TASK: In the material below, find all lines with the string "title" and copy them.

Records from a collection:
⁂

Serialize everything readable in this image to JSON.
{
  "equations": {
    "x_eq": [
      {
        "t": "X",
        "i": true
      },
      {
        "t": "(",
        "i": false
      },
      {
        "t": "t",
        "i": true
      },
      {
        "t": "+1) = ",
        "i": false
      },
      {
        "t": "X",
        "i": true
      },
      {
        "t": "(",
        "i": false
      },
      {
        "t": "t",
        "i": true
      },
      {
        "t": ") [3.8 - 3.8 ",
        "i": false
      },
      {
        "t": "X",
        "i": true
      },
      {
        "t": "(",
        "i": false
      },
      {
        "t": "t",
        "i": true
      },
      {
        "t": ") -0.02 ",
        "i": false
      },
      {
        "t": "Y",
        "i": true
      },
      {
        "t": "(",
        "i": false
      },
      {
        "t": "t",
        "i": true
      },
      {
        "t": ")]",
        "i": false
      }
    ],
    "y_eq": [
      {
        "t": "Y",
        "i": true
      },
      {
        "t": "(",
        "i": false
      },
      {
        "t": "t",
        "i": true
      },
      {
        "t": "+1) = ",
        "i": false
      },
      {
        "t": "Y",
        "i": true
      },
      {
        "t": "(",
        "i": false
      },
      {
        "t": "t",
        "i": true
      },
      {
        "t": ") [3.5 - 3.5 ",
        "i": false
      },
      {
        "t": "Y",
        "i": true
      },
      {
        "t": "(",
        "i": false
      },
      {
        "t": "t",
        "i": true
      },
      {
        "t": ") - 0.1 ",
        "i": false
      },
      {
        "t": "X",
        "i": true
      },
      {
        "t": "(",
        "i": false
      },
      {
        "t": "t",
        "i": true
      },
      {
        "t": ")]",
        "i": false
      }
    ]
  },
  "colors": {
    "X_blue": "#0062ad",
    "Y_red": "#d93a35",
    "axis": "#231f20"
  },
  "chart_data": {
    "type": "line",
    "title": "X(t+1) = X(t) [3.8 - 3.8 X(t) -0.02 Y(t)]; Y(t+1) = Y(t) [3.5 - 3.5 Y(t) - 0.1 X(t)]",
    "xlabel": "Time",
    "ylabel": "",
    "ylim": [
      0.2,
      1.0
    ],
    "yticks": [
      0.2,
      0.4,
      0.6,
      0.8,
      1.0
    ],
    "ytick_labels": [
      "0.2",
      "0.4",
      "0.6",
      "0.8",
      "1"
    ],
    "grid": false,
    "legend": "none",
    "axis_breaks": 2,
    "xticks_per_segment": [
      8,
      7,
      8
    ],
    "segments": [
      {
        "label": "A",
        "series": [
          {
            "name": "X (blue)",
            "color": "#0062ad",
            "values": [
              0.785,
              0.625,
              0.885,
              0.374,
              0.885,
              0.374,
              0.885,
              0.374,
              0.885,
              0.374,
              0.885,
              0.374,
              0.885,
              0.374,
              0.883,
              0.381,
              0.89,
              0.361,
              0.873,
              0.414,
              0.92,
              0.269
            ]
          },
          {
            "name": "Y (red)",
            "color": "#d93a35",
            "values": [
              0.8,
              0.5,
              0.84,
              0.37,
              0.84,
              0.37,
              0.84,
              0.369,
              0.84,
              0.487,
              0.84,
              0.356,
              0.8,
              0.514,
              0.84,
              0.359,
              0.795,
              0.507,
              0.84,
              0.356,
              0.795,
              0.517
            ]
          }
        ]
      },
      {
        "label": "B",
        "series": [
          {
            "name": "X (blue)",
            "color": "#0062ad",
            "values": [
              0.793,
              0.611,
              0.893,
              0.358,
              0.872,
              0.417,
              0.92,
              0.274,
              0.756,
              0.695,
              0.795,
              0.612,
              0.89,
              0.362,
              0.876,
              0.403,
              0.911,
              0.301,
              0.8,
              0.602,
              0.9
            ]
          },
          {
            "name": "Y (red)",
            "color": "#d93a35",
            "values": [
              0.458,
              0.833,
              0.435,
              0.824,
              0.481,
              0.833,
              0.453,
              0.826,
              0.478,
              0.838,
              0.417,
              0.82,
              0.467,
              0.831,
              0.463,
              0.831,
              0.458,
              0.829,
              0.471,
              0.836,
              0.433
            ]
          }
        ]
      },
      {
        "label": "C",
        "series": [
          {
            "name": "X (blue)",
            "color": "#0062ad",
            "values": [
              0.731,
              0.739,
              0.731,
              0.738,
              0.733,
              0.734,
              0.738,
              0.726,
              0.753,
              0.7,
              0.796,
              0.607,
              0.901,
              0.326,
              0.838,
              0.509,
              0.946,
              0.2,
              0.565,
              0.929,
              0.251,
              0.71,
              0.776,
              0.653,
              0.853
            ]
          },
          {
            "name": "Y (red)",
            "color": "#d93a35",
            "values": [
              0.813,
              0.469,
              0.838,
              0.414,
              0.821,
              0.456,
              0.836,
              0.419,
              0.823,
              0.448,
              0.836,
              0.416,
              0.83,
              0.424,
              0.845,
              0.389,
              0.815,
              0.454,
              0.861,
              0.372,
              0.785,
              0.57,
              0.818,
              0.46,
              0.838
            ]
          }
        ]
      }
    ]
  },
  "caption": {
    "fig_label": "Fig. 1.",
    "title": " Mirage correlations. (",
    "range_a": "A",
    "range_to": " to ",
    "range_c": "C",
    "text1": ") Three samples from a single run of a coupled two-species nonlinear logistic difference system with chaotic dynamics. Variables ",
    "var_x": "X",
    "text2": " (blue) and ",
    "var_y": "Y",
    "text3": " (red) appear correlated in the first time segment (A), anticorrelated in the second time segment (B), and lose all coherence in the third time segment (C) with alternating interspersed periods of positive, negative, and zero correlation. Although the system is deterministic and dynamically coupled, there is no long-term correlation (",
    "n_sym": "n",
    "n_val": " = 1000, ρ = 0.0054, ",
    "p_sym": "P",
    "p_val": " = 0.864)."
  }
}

⁂

OUTPUT BELOW:
    "title": "X(t+1) = X(t) [3.8 - 3.8 X(t) -0.02 Y(t)]; Y(t+1) = Y(t) [3.5 - 3.5 Y(t) - 0.1 X(t)]",
    "title": " Mirage correlations. (",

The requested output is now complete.